──────── Working data

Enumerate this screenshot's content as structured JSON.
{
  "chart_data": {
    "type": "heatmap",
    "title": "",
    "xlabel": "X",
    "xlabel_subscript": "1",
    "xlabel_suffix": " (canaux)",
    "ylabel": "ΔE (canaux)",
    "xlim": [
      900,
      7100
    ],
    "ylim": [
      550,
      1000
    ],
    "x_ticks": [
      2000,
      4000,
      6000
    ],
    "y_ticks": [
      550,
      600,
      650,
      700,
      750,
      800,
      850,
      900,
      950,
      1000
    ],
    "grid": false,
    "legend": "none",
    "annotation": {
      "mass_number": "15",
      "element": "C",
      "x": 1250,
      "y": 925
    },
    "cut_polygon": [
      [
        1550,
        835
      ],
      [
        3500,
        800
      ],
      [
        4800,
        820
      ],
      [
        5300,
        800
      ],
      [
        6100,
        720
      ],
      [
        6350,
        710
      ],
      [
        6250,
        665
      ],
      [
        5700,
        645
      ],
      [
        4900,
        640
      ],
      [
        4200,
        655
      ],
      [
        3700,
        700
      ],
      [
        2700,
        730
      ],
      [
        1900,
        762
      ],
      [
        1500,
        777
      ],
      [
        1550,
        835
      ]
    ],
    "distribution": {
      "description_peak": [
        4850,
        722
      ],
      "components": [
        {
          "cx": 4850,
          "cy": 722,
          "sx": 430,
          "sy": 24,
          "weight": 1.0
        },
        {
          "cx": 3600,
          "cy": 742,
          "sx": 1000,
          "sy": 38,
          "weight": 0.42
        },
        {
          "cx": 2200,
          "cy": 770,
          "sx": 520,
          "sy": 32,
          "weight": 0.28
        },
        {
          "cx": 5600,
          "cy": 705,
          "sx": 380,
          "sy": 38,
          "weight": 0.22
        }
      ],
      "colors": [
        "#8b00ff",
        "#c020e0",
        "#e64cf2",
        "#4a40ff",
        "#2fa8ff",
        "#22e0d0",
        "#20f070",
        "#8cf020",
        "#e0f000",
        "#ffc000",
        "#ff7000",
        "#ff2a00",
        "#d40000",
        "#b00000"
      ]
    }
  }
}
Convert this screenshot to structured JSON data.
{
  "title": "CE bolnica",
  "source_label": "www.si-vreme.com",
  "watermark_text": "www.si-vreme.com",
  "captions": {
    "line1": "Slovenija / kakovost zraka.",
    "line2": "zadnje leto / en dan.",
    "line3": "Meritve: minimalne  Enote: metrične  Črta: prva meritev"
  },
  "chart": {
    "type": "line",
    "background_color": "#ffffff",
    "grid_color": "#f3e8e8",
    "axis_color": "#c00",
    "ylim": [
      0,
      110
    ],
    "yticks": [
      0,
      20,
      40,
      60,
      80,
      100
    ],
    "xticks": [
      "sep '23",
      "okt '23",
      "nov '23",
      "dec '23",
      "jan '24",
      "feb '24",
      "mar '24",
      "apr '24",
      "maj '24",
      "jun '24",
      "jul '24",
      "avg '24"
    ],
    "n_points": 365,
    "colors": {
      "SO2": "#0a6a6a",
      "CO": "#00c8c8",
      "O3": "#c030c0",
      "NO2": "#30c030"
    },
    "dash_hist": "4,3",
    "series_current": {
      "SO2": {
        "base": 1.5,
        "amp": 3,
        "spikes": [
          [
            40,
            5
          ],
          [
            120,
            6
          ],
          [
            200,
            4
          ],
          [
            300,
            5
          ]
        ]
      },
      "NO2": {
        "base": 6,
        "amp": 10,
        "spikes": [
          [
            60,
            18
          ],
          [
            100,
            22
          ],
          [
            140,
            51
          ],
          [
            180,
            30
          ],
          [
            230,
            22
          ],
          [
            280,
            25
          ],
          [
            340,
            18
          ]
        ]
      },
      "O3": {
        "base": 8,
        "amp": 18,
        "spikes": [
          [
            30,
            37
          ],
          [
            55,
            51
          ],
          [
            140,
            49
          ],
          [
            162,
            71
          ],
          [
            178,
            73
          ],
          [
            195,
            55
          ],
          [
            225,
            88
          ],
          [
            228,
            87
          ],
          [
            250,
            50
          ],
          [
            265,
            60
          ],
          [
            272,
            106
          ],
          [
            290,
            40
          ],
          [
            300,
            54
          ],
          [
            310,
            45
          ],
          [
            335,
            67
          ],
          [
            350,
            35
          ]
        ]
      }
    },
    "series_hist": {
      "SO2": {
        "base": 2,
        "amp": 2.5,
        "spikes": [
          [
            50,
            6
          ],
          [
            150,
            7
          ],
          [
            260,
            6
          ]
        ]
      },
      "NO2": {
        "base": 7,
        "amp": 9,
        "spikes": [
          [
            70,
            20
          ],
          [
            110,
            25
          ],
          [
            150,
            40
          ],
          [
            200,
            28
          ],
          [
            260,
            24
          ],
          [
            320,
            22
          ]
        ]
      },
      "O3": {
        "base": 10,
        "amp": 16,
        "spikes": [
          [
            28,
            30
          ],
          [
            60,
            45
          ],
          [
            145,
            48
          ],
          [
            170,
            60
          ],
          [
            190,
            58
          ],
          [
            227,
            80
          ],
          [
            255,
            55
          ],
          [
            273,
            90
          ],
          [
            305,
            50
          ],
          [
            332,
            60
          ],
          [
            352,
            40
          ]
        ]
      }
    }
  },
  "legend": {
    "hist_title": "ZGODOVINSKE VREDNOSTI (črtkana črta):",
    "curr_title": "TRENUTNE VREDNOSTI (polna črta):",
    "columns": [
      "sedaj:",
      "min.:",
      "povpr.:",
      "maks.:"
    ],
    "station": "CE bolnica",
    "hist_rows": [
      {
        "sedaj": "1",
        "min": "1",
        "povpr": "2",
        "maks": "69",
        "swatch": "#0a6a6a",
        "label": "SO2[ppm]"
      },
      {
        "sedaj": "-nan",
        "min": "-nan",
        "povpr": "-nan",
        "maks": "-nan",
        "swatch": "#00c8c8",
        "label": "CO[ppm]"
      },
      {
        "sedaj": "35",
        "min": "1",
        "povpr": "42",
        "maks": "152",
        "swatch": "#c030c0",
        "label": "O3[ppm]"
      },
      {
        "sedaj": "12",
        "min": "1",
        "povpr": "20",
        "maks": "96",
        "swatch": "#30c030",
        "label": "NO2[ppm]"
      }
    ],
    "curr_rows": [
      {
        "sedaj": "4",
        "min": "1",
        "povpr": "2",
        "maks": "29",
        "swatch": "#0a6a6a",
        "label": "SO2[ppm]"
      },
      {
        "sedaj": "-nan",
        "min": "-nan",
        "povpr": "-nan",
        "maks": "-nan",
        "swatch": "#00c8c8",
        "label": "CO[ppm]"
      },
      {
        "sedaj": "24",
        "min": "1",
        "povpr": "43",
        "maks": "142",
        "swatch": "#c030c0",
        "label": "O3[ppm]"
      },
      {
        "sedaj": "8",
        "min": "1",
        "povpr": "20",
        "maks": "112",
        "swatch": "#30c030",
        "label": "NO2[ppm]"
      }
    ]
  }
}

────────────────

(What you have to do)
Restate every line of the data word for word.

(Result)
Enumerate this screenshot's content as structured JSON.
{
  "chart_data": {
    "type": "heatmap",
    "title": "",
    "xlabel": "X",
    "xlabel_subscript": "1",
    "xlabel_suffix": " (canaux)",
    "ylabel": "ΔE (canaux)",
    "xlim": [
      900,
      7100
    ],
    "ylim": [
      550,
      1000
    ],
    "x_ticks": [
      2000,
      4000,
      6000
    ],
    "y_ticks": [
      550,
      600,
      650,
      700,
      750,
      800,
      850,
      900,
      950,
      1000
    ],
    "grid": false,
    "legend": "none",
    "annotation": {
      "mass_number": "15",
      "element": "C",
      "x": 1250,
      "y": 925
    },
    "cut_polygon": [
      [
        1550,
        835
      ],
      [
        3500,
        800
      ],
      [
        4800,
        820
      ],
      [
        5300,
        800
      ],
      [
        6100,
        720
      ],
      [
        6350,
        710
      ],
      [
        6250,
        665
      ],
      [
        5700,
        645
      ],
      [
        4900,
        640
      ],
      [
        4200,
        655
      ],
      [
        3700,
        700
      ],
      [
        2700,
        730
      ],
      [
        1900,
        762
      ],
      [
        1500,
        777
      ],
      [
        1550,
        835
      ]
    ],
    "distribution": {
      "description_peak": [
        4850,
        722
      ],
      "components": [
        {
          "cx": 4850,
          "cy": 722,
          "sx": 430,
          "sy": 24,
          "weight": 1.0
        },
        {
          "cx": 3600,
          "cy": 742,
          "sx": 1000,
          "sy": 38,
          "weight": 0.42
        },
        {
          "cx": 2200,
          "cy": 770,
          "sx": 520,
          "sy": 32,
          "weight": 0.28
        },
        {
          "cx": 5600,
          "cy": 705,
          "sx": 380,
          "sy": 38,
          "weight": 0.22
        }
      ],
      "colors": [
        "#8b00ff",
        "#c020e0",
        "#e64cf2",
        "#4a40ff",
        "#2fa8ff",
        "#22e0d0",
        "#20f070",
        "#8cf020",
        "#e0f000",
        "#ffc000",
        "#ff7000",
        "#ff2a00",
        "#d40000",
        "#b00000"
      ]
    }
  }
}
Convert this screenshot to structured JSON data.
{
  "title": "CE bolnica",
  "source_label": "www.si-vreme.com",
  "watermark_text": "www.si-vreme.com",
  "captions": {
    "line1": "Slovenija / kakovost zraka.",
    "line2": "zadnje leto / en dan.",
    "line3": "Meritve: minimalne  Enote: metrične  Črta: prva meritev"
  },
  "chart": {
    "type": "line",
    "background_color": "#ffffff",
    "grid_color": "#f3e8e8",
    "axis_color": "#c00",
    "ylim": [
      0,
      110
    ],
    "yticks": [
      0,
      20,
      40,
      60,
      80,
      100
    ],
    "xticks": [
      "sep '23",
      "okt '23",
      "nov '23",
      "dec '23",
      "jan '24",
      "feb '24",
      "mar '24",
      "apr '24",
      "maj '24",
      "jun '24",
      "jul '24",
      "avg '24"
    ],
    "n_points": 365,
    "colors": {
      "SO2": "#0a6a6a",
      "CO": "#00c8c8",
      "O3": "#c030c0",
      "NO2": "#30c030"
    },
    "dash_hist": "4,3",
    "series_current": {
      "SO2": {
        "base": 1.5,
        "amp": 3,
        "spikes": [
          [
            40,
            5
          ],
          [
            120,
            6
          ],
          [
            200,
            4
          ],
          [
            300,
            5
          ]
        ]
      },
      "NO2": {
        "base": 6,
        "amp": 10,
        "spikes": [
          [
            60,
            18
          ],
          [
            100,
            22
          ],
          [
            140,
            51
          ],
          [
            180,
            30
          ],
          [
            230,
            22
          ],
          [
            280,
            25
          ],
          [
            340,
            18
          ]
        ]
      },
      "O3": {
        "base": 8,
        "amp": 18,
        "spikes": [
          [
            30,
            37
          ],
          [
            55,
            51
          ],
          [
            140,
            49
          ],
          [
            162,
            71
          ],
          [
            178,
            73
          ],
          [
            195,
            55
          ],
          [
            225,
            88
          ],
          [
            228,
            87
          ],
          [
            250,
            50
          ],
          [
            265,
            60
          ],
          [
            272,
            106
          ],
          [
            290,
            40
          ],
          [
            300,
            54
          ],
          [
            310,
            45
          ],
          [
            335,
            67
          ],
          [
            350,
            35
          ]
        ]
      }
    },
    "series_hist": {
      "SO2": {
        "base": 2,
        "amp": 2.5,
        "spikes": [
          [
            50,
            6
          ],
          [
            150,
            7
          ],
          [
            260,
            6
          ]
        ]
      },
      "NO2": {
        "base": 7,
        "amp": 9,
        "spikes": [
          [
            70,
            20
          ],
          [
            110,
            25
          ],
          [
            150,
            40
          ],
          [
            200,
            28
          ],
          [
            260,
            24
          ],
          [
            320,
            22
          ]
        ]
      },
      "O3": {
        "base": 10,
        "amp": 16,
        "spikes": [
          [
            28,
            30
          ],
          [
            60,
            45
          ],
          [
            145,
            48
          ],
          [
            170,
            60
          ],
          [
            190,
            58
          ],
          [
            227,
            80
          ],
          [
            255,
            55
          ],
          [
            273,
            90
          ],
          [
            305,
            50
          ],
          [
            332,
            60
          ],
          [
            352,
            40
          ]
        ]
      }
    }
  },
  "legend": {
    "hist_title": "ZGODOVINSKE VREDNOSTI (črtkana črta):",
    "curr_title": "TRENUTNE VREDNOSTI (polna črta):",
    "columns": [
      "sedaj:",
      "min.:",
      "povpr.:",
      "maks.:"
    ],
    "station": "CE bolnica",
    "hist_rows": [
      {
        "sedaj": "1",
        "min": "1",
        "povpr": "2",
        "maks": "69",
        "swatch": "#0a6a6a",
        "label": "SO2[ppm]"
      },
      {
        "sedaj": "-nan",
        "min": "-nan",
        "povpr": "-nan",
        "maks": "-nan",
        "swatch": "#00c8c8",
        "label": "CO[ppm]"
      },
      {
        "sedaj": "35",
        "min": "1",
        "povpr": "42",
        "maks": "152",
        "swatch": "#c030c0",
        "label": "O3[ppm]"
      },
      {
        "sedaj": "12",
        "min": "1",
        "povpr": "20",
        "maks": "96",
        "swatch": "#30c030",
        "label": "NO2[ppm]"
      }
    ],
    "curr_rows": [
      {
        "sedaj": "4",
        "min": "1",
        "povpr": "2",
        "maks": "29",
        "swatch": "#0a6a6a",
        "label": "SO2[ppm]"
      },
      {
        "sedaj": "-nan",
        "min": "-nan",
        "povpr": "-nan",
        "maks": "-nan",
        "swatch": "#00c8c8",
        "label": "CO[ppm]"
      },
      {
        "sedaj": "24",
        "min": "1",
        "povpr": "43",
        "maks": "142",
        "swatch": "#c030c0",
        "label": "O3[ppm]"
      },
      {
        "sedaj": "8",
        "min": "1",
        "povpr": "20",
        "maks": "112",
        "swatch": "#30c030",
        "label": "NO2[ppm]"
      }
    ]
  }
}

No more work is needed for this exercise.